To be done: Set down all of the entries word for word, omitting the images they contain.

--- Begin ---

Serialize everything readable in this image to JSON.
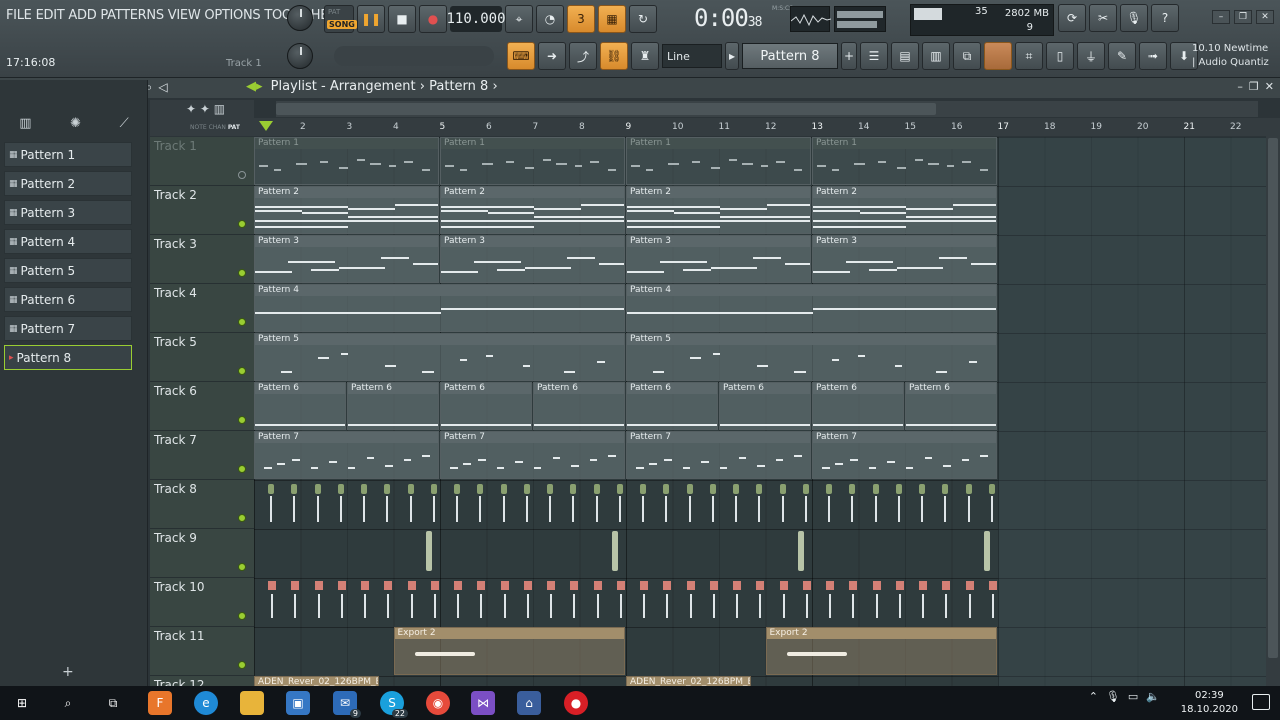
{
  "menu": [
    "FILE",
    "EDIT",
    "ADD",
    "PATTERNS",
    "VIEW",
    "OPTIONS",
    "TOOLS",
    "HELP"
  ],
  "hint": {
    "time": "17:16:08",
    "track": "Track 1"
  },
  "transport": {
    "pat": "PAT",
    "song": "SONG",
    "tempo": "110.000",
    "time": "0:00",
    "time_small": "38",
    "msc": "M:S:CS"
  },
  "cpu": {
    "v1": "35",
    "mem": "2802 MB",
    "poly": "9"
  },
  "toolbar2": {
    "snap": "Line",
    "pattern": "Pattern 8",
    "news_line1": "10.10  Newtime",
    "news_line2": "| Audio Quantiz"
  },
  "playlist": {
    "title": "Playlist - Arrangement",
    "pattern": "Pattern 8",
    "mini_labels": [
      "NOTE",
      "CHAN",
      "PAT"
    ]
  },
  "ruler": [
    "2",
    "3",
    "4",
    "5",
    "6",
    "7",
    "8",
    "9",
    "10",
    "11",
    "12",
    "13",
    "14",
    "15",
    "16",
    "17",
    "18",
    "19",
    "20",
    "21",
    "22"
  ],
  "patterns": [
    "Pattern 1",
    "Pattern 2",
    "Pattern 3",
    "Pattern 4",
    "Pattern 5",
    "Pattern 6",
    "Pattern 7",
    "Pattern 8"
  ],
  "selected_pattern": "Pattern 8",
  "tracks": [
    "Track 1",
    "Track 2",
    "Track 3",
    "Track 4",
    "Track 5",
    "Track 6",
    "Track 7",
    "Track 8",
    "Track 9",
    "Track 10",
    "Track 11",
    "Track 12"
  ],
  "clips": {
    "p1": "Pattern 1",
    "p2": "Pattern 2",
    "p3": "Pattern 3",
    "p4": "Pattern 4",
    "p5": "Pattern 5",
    "p6": "Pattern 6",
    "p7": "Pattern 7",
    "export": "Export 2",
    "aden": "ADEN_Rever_02_126BPM_E"
  },
  "taskbar": {
    "time": "02:39",
    "date": "18.10.2020",
    "mail_badge": "9",
    "skype_badge": "22"
  },
  "colors": {
    "accent_green": "#9acd32",
    "accent_orange": "#f0a630",
    "grid": "#2f3b3d",
    "audio_clip": "#a28e6b"
  }
}
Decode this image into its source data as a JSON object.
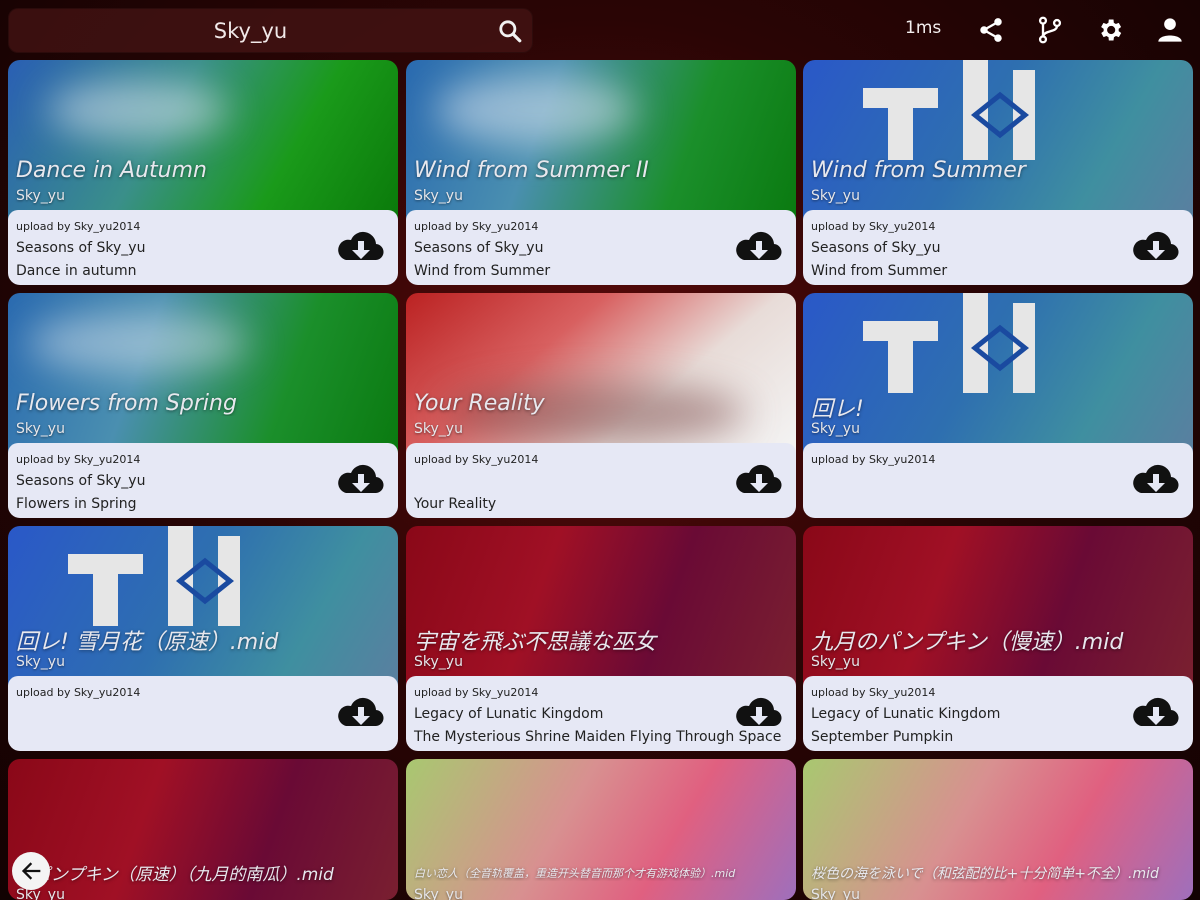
{
  "search": {
    "value": "Sky_yu"
  },
  "status": {
    "ping": "1ms"
  },
  "toolbar": {
    "icons": [
      "share-icon",
      "fork-icon",
      "gear-icon",
      "user-icon"
    ]
  },
  "cards": [
    {
      "title": "Dance in Autumn",
      "artist": "Sky_yu",
      "uploader": "upload by Sky_yu2014",
      "line1": "Seasons of Sky_yu",
      "line2": "Dance in autumn"
    },
    {
      "title": "Wind from Summer II",
      "artist": "Sky_yu",
      "uploader": "upload by Sky_yu2014",
      "line1": "Seasons of Sky_yu",
      "line2": "Wind from Summer"
    },
    {
      "title": "Wind from Summer",
      "artist": "Sky_yu",
      "uploader": "upload by Sky_yu2014",
      "line1": "Seasons of Sky_yu",
      "line2": "Wind from Summer"
    },
    {
      "title": "Flowers from Spring",
      "artist": "Sky_yu",
      "uploader": "upload by Sky_yu2014",
      "line1": "Seasons of Sky_yu",
      "line2": "Flowers in Spring"
    },
    {
      "title": "Your Reality",
      "artist": "Sky_yu",
      "uploader": "upload by Sky_yu2014",
      "line1": "",
      "line2": "Your Reality"
    },
    {
      "title": "回レ!",
      "artist": "Sky_yu",
      "uploader": "upload by Sky_yu2014",
      "line1": "",
      "line2": ""
    },
    {
      "title": "回レ! 雪月花（原速）.mid",
      "artist": "Sky_yu",
      "uploader": "upload by Sky_yu2014",
      "line1": "",
      "line2": ""
    },
    {
      "title": "宇宙を飛ぶ不思議な巫女",
      "artist": "Sky_yu",
      "uploader": "upload by Sky_yu2014",
      "line1": "Legacy of Lunatic Kingdom",
      "line2": "The Mysterious Shrine Maiden Flying Through Space"
    },
    {
      "title": "九月のパンプキン（慢速）.mid",
      "artist": "Sky_yu",
      "uploader": "upload by Sky_yu2014",
      "line1": "Legacy of Lunatic Kingdom",
      "line2": "September Pumpkin"
    },
    {
      "title": "のパンプキン（原速）（九月的南瓜）.mid",
      "artist": "Sky_yu"
    },
    {
      "title": "白い恋人（全音轨覆盖，重造开头替音而那个才有游戏体验）.mid",
      "artist": "Sky_yu"
    },
    {
      "title": "桜色の海を泳いで（和弦配的比+十分简单+不全）.mid",
      "artist": "Sky_yu"
    }
  ],
  "colors": {
    "info_bg": "#e6e8f5",
    "search_bg": "#461414",
    "page_bg": "#2a0505"
  }
}
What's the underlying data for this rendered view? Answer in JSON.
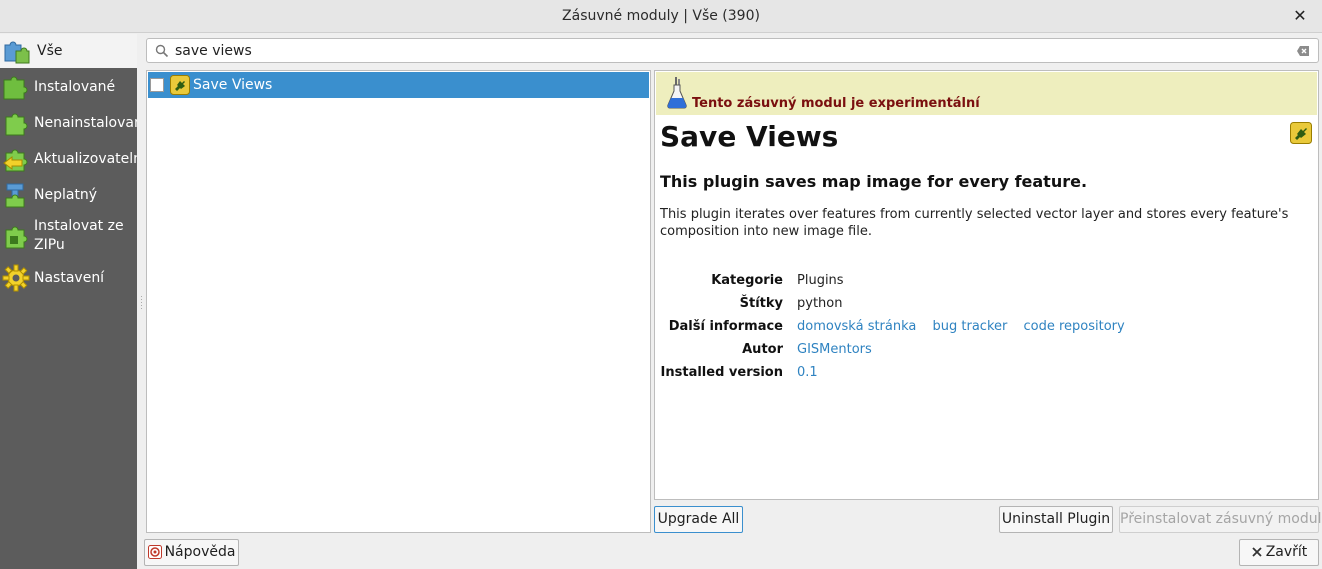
{
  "window": {
    "title": "Zásuvné moduly | Vše (390)",
    "close_glyph": "✕"
  },
  "sidebar": {
    "items": [
      {
        "label": "Vše",
        "icon": "puzzle-all-icon",
        "active": true
      },
      {
        "label": "Instalované",
        "icon": "puzzle-installed-icon"
      },
      {
        "label": "Nenainstalované",
        "icon": "puzzle-not-installed-icon"
      },
      {
        "label": "Aktualizovatelné",
        "icon": "puzzle-upgradeable-icon"
      },
      {
        "label": "Neplatný",
        "icon": "puzzle-invalid-icon"
      },
      {
        "label": "Instalovat ze ZIPu",
        "icon": "zip-install-icon"
      },
      {
        "label": "Nastavení",
        "icon": "gear-icon"
      }
    ]
  },
  "search": {
    "value": "save views"
  },
  "plugin_list": {
    "items": [
      {
        "label": "Save Views",
        "checked": false,
        "selected": true
      }
    ]
  },
  "details": {
    "experimental_notice": "Tento zásuvný modul je experimentální",
    "title": "Save Views",
    "subtitle": "This plugin saves map image for every feature.",
    "description": "This plugin iterates over features from currently selected vector layer and stores every feature's composition into new image file.",
    "meta": {
      "category_label": "Kategorie",
      "category_value": "Plugins",
      "tags_label": "Štítky",
      "tags_value": "python",
      "more_info_label": "Další informace",
      "homepage_link": "domovská stránka",
      "bug_tracker_link": "bug tracker",
      "code_repository_link": "code repository",
      "author_label": "Autor",
      "author_value": "GISMentors",
      "installed_version_label": "Installed version",
      "installed_version_value": "0.1"
    }
  },
  "buttons": {
    "upgrade_all": "Upgrade All",
    "uninstall": "Uninstall Plugin",
    "reinstall": "Přeinstalovat zásuvný modul",
    "help": "Nápověda",
    "close": "Zavřít"
  },
  "colors": {
    "sidebar_bg": "#5c5c5c",
    "selection": "#3a8fce",
    "experimental_bg": "#eeeebe",
    "experimental_text": "#7a0f0f",
    "link": "#2f83c1"
  }
}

--- End ---

Solution for this exercise:
Serialize everything readable in this image to JSON.
{
  "menu": [
    "FILE",
    "EDIT",
    "ADD",
    "PATTERNS",
    "VIEW",
    "OPTIONS",
    "TOOLS",
    "HELP"
  ],
  "hint": {
    "time": "17:16:08",
    "track": "Track 1"
  },
  "transport": {
    "pat": "PAT",
    "song": "SONG",
    "tempo": "110.000",
    "time": "0:00",
    "time_small": "38",
    "msc": "M:S:CS"
  },
  "cpu": {
    "v1": "35",
    "mem": "2802 MB",
    "poly": "9"
  },
  "toolbar2": {
    "snap": "Line",
    "pattern": "Pattern 8",
    "news_line1": "10.10  Newtime",
    "news_line2": "| Audio Quantiz"
  },
  "playlist": {
    "title": "Playlist - Arrangement",
    "pattern": "Pattern 8",
    "mini_labels": [
      "NOTE",
      "CHAN",
      "PAT"
    ]
  },
  "ruler": [
    "2",
    "3",
    "4",
    "5",
    "6",
    "7",
    "8",
    "9",
    "10",
    "11",
    "12",
    "13",
    "14",
    "15",
    "16",
    "17",
    "18",
    "19",
    "20",
    "21",
    "22"
  ],
  "patterns": [
    "Pattern 1",
    "Pattern 2",
    "Pattern 3",
    "Pattern 4",
    "Pattern 5",
    "Pattern 6",
    "Pattern 7",
    "Pattern 8"
  ],
  "selected_pattern": "Pattern 8",
  "tracks": [
    "Track 1",
    "Track 2",
    "Track 3",
    "Track 4",
    "Track 5",
    "Track 6",
    "Track 7",
    "Track 8",
    "Track 9",
    "Track 10",
    "Track 11",
    "Track 12"
  ],
  "clips": {
    "p1": "Pattern 1",
    "p2": "Pattern 2",
    "p3": "Pattern 3",
    "p4": "Pattern 4",
    "p5": "Pattern 5",
    "p6": "Pattern 6",
    "p7": "Pattern 7",
    "export": "Export 2",
    "aden": "ADEN_Rever_02_126BPM_E"
  },
  "taskbar": {
    "time": "02:39",
    "date": "18.10.2020",
    "mail_badge": "9",
    "skype_badge": "22"
  },
  "colors": {
    "accent_green": "#9acd32",
    "accent_orange": "#f0a630",
    "grid": "#2f3b3d",
    "audio_clip": "#a28e6b"
  }
}
Decode this image into its source data as a JSON object.
{
  "search": {
    "value": "Sky_yu"
  },
  "status": {
    "ping": "1ms"
  },
  "toolbar": {
    "icons": [
      "share-icon",
      "fork-icon",
      "gear-icon",
      "user-icon"
    ]
  },
  "cards": [
    {
      "title": "Dance in Autumn",
      "artist": "Sky_yu",
      "uploader": "upload by Sky_yu2014",
      "line1": "Seasons of Sky_yu",
      "line2": "Dance in autumn"
    },
    {
      "title": "Wind from Summer II",
      "artist": "Sky_yu",
      "uploader": "upload by Sky_yu2014",
      "line1": "Seasons of Sky_yu",
      "line2": "Wind from Summer"
    },
    {
      "title": "Wind from Summer",
      "artist": "Sky_yu",
      "uploader": "upload by Sky_yu2014",
      "line1": "Seasons of Sky_yu",
      "line2": "Wind from Summer"
    },
    {
      "title": "Flowers from Spring",
      "artist": "Sky_yu",
      "uploader": "upload by Sky_yu2014",
      "line1": "Seasons of Sky_yu",
      "line2": "Flowers in Spring"
    },
    {
      "title": "Your Reality",
      "artist": "Sky_yu",
      "uploader": "upload by Sky_yu2014",
      "line1": "",
      "line2": "Your Reality"
    },
    {
      "title": "回レ!",
      "artist": "Sky_yu",
      "uploader": "upload by Sky_yu2014",
      "line1": "",
      "line2": ""
    },
    {
      "title": "回レ! 雪月花（原速）.mid",
      "artist": "Sky_yu",
      "uploader": "upload by Sky_yu2014",
      "line1": "",
      "line2": ""
    },
    {
      "title": "宇宙を飛ぶ不思議な巫女",
      "artist": "Sky_yu",
      "uploader": "upload by Sky_yu2014",
      "line1": "Legacy of Lunatic Kingdom",
      "line2": "The Mysterious Shrine Maiden Flying Through Space"
    },
    {
      "title": "九月のパンプキン（慢速）.mid",
      "artist": "Sky_yu",
      "uploader": "upload by Sky_yu2014",
      "line1": "Legacy of Lunatic Kingdom",
      "line2": "September Pumpkin"
    },
    {
      "title": "のパンプキン（原速）（九月的南瓜）.mid",
      "artist": "Sky_yu"
    },
    {
      "title": "白い恋人（全音轨覆盖，重造开头替音而那个才有游戏体验）.mid",
      "artist": "Sky_yu"
    },
    {
      "title": "桜色の海を泳いで（和弦配的比+十分简单+不全）.mid",
      "artist": "Sky_yu"
    }
  ],
  "colors": {
    "info_bg": "#e6e8f5",
    "search_bg": "#461414",
    "page_bg": "#2a0505"
  }
}
What's the underlying data for this rendered view? Answer in JSON.
{
  "window": {
    "title": "Zásuvné moduly | Vše (390)",
    "close_glyph": "✕"
  },
  "sidebar": {
    "items": [
      {
        "label": "Vše",
        "icon": "puzzle-all-icon",
        "active": true
      },
      {
        "label": "Instalované",
        "icon": "puzzle-installed-icon"
      },
      {
        "label": "Nenainstalované",
        "icon": "puzzle-not-installed-icon"
      },
      {
        "label": "Aktualizovatelné",
        "icon": "puzzle-upgradeable-icon"
      },
      {
        "label": "Neplatný",
        "icon": "puzzle-invalid-icon"
      },
      {
        "label": "Instalovat ze ZIPu",
        "icon": "zip-install-icon"
      },
      {
        "label": "Nastavení",
        "icon": "gear-icon"
      }
    ]
  },
  "search": {
    "value": "save views"
  },
  "plugin_list": {
    "items": [
      {
        "label": "Save Views",
        "checked": false,
        "selected": true
      }
    ]
  },
  "details": {
    "experimental_notice": "Tento zásuvný modul je experimentální",
    "title": "Save Views",
    "subtitle": "This plugin saves map image for every feature.",
    "description": "This plugin iterates over features from currently selected vector layer and stores every feature's composition into new image file.",
    "meta": {
      "category_label": "Kategorie",
      "category_value": "Plugins",
      "tags_label": "Štítky",
      "tags_value": "python",
      "more_info_label": "Další informace",
      "homepage_link": "domovská stránka",
      "bug_tracker_link": "bug tracker",
      "code_repository_link": "code repository",
      "author_label": "Autor",
      "author_value": "GISMentors",
      "installed_version_label": "Installed version",
      "installed_version_value": "0.1"
    }
  },
  "buttons": {
    "upgrade_all": "Upgrade All",
    "uninstall": "Uninstall Plugin",
    "reinstall": "Přeinstalovat zásuvný modul",
    "help": "Nápověda",
    "close": "Zavřít"
  },
  "colors": {
    "sidebar_bg": "#5c5c5c",
    "selection": "#3a8fce",
    "experimental_bg": "#eeeebe",
    "experimental_text": "#7a0f0f",
    "link": "#2f83c1"
  }
}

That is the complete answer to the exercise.